Data to process:
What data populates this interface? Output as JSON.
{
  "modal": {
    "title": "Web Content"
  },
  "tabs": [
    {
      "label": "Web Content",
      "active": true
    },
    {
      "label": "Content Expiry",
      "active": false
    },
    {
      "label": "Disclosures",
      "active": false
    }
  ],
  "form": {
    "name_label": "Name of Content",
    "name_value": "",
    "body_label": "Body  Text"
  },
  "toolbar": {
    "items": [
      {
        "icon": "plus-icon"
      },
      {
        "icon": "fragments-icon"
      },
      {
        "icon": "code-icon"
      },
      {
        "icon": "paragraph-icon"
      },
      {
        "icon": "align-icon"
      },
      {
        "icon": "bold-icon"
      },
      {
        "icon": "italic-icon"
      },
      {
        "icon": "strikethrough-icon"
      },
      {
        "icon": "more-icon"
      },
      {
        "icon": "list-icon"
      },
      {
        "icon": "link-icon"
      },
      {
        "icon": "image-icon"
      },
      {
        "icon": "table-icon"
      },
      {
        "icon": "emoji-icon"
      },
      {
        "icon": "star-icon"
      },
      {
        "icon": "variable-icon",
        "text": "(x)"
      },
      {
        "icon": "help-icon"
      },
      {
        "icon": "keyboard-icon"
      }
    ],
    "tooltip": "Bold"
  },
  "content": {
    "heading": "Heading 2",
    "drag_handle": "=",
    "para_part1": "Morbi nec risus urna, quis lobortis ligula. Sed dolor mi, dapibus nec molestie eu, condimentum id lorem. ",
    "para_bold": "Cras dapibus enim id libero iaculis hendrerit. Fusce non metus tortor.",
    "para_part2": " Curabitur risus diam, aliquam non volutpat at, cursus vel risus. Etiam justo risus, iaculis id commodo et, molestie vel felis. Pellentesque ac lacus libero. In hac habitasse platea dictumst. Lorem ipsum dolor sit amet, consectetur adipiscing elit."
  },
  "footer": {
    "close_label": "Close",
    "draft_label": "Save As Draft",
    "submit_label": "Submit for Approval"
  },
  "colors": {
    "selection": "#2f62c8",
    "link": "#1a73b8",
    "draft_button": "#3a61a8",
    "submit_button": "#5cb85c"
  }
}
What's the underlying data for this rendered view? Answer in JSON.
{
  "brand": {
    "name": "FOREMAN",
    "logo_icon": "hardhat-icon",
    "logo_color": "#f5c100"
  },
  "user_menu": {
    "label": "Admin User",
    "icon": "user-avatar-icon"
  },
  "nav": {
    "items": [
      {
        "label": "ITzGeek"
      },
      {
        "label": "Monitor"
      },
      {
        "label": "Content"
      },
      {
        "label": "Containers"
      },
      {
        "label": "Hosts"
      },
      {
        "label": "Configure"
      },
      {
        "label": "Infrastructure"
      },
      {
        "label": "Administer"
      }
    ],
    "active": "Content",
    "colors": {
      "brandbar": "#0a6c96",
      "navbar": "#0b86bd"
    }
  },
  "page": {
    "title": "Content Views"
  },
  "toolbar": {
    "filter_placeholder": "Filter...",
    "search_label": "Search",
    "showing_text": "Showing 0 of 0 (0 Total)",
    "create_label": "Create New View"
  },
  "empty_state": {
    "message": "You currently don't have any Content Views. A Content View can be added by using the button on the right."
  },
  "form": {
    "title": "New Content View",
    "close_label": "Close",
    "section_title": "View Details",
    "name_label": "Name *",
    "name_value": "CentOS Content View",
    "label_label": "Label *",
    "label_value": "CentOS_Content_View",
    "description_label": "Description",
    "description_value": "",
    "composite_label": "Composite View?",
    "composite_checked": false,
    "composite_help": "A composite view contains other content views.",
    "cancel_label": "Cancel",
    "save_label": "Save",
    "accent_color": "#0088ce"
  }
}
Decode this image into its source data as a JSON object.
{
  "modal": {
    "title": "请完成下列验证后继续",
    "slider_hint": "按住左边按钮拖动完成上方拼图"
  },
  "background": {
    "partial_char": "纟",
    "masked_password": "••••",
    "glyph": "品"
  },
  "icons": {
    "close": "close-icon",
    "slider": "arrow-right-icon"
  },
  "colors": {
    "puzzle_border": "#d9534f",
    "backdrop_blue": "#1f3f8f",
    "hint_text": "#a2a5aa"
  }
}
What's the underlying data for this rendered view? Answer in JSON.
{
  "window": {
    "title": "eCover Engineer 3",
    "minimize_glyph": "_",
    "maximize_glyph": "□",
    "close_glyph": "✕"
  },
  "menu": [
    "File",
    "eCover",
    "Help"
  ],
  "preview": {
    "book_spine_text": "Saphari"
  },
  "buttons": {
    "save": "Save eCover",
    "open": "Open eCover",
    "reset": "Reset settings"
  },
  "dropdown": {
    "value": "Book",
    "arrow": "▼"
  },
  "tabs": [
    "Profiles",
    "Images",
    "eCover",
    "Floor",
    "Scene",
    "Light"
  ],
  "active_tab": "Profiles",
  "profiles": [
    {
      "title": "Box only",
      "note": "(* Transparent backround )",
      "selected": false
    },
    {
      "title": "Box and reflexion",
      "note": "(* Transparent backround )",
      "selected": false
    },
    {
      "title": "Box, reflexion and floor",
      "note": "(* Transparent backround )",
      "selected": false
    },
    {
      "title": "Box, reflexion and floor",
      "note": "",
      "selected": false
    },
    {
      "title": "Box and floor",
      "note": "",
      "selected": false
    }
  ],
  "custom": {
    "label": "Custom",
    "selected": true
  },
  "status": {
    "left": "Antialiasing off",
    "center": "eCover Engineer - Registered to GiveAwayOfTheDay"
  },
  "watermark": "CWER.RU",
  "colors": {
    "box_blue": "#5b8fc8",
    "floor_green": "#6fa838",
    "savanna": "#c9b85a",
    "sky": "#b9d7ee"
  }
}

Prompt: Restate the data above word for word, please.

Exercise result:
What data populates this interface? Output as JSON.
{
  "modal": {
    "title": "Web Content"
  },
  "tabs": [
    {
      "label": "Web Content",
      "active": true
    },
    {
      "label": "Content Expiry",
      "active": false
    },
    {
      "label": "Disclosures",
      "active": false
    }
  ],
  "form": {
    "name_label": "Name of Content",
    "name_value": "",
    "body_label": "Body  Text"
  },
  "toolbar": {
    "items": [
      {
        "icon": "plus-icon"
      },
      {
        "icon": "fragments-icon"
      },
      {
        "icon": "code-icon"
      },
      {
        "icon": "paragraph-icon"
      },
      {
        "icon": "align-icon"
      },
      {
        "icon": "bold-icon"
      },
      {
        "icon": "italic-icon"
      },
      {
        "icon": "strikethrough-icon"
      },
      {
        "icon": "more-icon"
      },
      {
        "icon": "list-icon"
      },
      {
        "icon": "link-icon"
      },
      {
        "icon": "image-icon"
      },
      {
        "icon": "table-icon"
      },
      {
        "icon": "emoji-icon"
      },
      {
        "icon": "star-icon"
      },
      {
        "icon": "variable-icon",
        "text": "(x)"
      },
      {
        "icon": "help-icon"
      },
      {
        "icon": "keyboard-icon"
      }
    ],
    "tooltip": "Bold"
  },
  "content": {
    "heading": "Heading 2",
    "drag_handle": "=",
    "para_part1": "Morbi nec risus urna, quis lobortis ligula. Sed dolor mi, dapibus nec molestie eu, condimentum id lorem. ",
    "para_bold": "Cras dapibus enim id libero iaculis hendrerit. Fusce non metus tortor.",
    "para_part2": " Curabitur risus diam, aliquam non volutpat at, cursus vel risus. Etiam justo risus, iaculis id commodo et, molestie vel felis. Pellentesque ac lacus libero. In hac habitasse platea dictumst. Lorem ipsum dolor sit amet, consectetur adipiscing elit."
  },
  "footer": {
    "close_label": "Close",
    "draft_label": "Save As Draft",
    "submit_label": "Submit for Approval"
  },
  "colors": {
    "selection": "#2f62c8",
    "link": "#1a73b8",
    "draft_button": "#3a61a8",
    "submit_button": "#5cb85c"
  }
}
What's the underlying data for this rendered view? Answer in JSON.
{
  "brand": {
    "name": "FOREMAN",
    "logo_icon": "hardhat-icon",
    "logo_color": "#f5c100"
  },
  "user_menu": {
    "label": "Admin User",
    "icon": "user-avatar-icon"
  },
  "nav": {
    "items": [
      {
        "label": "ITzGeek"
      },
      {
        "label": "Monitor"
      },
      {
        "label": "Content"
      },
      {
        "label": "Containers"
      },
      {
        "label": "Hosts"
      },
      {
        "label": "Configure"
      },
      {
        "label": "Infrastructure"
      },
      {
        "label": "Administer"
      }
    ],
    "active": "Content",
    "colors": {
      "brandbar": "#0a6c96",
      "navbar": "#0b86bd"
    }
  },
  "page": {
    "title": "Content Views"
  },
  "toolbar": {
    "filter_placeholder": "Filter...",
    "search_label": "Search",
    "showing_text": "Showing 0 of 0 (0 Total)",
    "create_label": "Create New View"
  },
  "empty_state": {
    "message": "You currently don't have any Content Views. A Content View can be added by using the button on the right."
  },
  "form": {
    "title": "New Content View",
    "close_label": "Close",
    "section_title": "View Details",
    "name_label": "Name *",
    "name_value": "CentOS Content View",
    "label_label": "Label *",
    "label_value": "CentOS_Content_View",
    "description_label": "Description",
    "description_value": "",
    "composite_label": "Composite View?",
    "composite_checked": false,
    "composite_help": "A composite view contains other content views.",
    "cancel_label": "Cancel",
    "save_label": "Save",
    "accent_color": "#0088ce"
  }
}
Decode this image into its source data as a JSON object.
{
  "modal": {
    "title": "请完成下列验证后继续",
    "slider_hint": "按住左边按钮拖动完成上方拼图"
  },
  "background": {
    "partial_char": "纟",
    "masked_password": "••••",
    "glyph": "品"
  },
  "icons": {
    "close": "close-icon",
    "slider": "arrow-right-icon"
  },
  "colors": {
    "puzzle_border": "#d9534f",
    "backdrop_blue": "#1f3f8f",
    "hint_text": "#a2a5aa"
  }
}
What's the underlying data for this rendered view? Answer in JSON.
{
  "window": {
    "title": "eCover Engineer 3",
    "minimize_glyph": "_",
    "maximize_glyph": "□",
    "close_glyph": "✕"
  },
  "menu": [
    "File",
    "eCover",
    "Help"
  ],
  "preview": {
    "book_spine_text": "Saphari"
  },
  "buttons": {
    "save": "Save eCover",
    "open": "Open eCover",
    "reset": "Reset settings"
  },
  "dropdown": {
    "value": "Book",
    "arrow": "▼"
  },
  "tabs": [
    "Profiles",
    "Images",
    "eCover",
    "Floor",
    "Scene",
    "Light"
  ],
  "active_tab": "Profiles",
  "profiles": [
    {
      "title": "Box only",
      "note": "(* Transparent backround )",
      "selected": false
    },
    {
      "title": "Box and reflexion",
      "note": "(* Transparent backround )",
      "selected": false
    },
    {
      "title": "Box, reflexion and floor",
      "note": "(* Transparent backround )",
      "selected": false
    },
    {
      "title": "Box, reflexion and floor",
      "note": "",
      "selected": false
    },
    {
      "title": "Box and floor",
      "note": "",
      "selected": false
    }
  ],
  "custom": {
    "label": "Custom",
    "selected": true
  },
  "status": {
    "left": "Antialiasing off",
    "center": "eCover Engineer - Registered to GiveAwayOfTheDay"
  },
  "watermark": "CWER.RU",
  "colors": {
    "box_blue": "#5b8fc8",
    "floor_green": "#6fa838",
    "savanna": "#c9b85a",
    "sky": "#b9d7ee"
  }
}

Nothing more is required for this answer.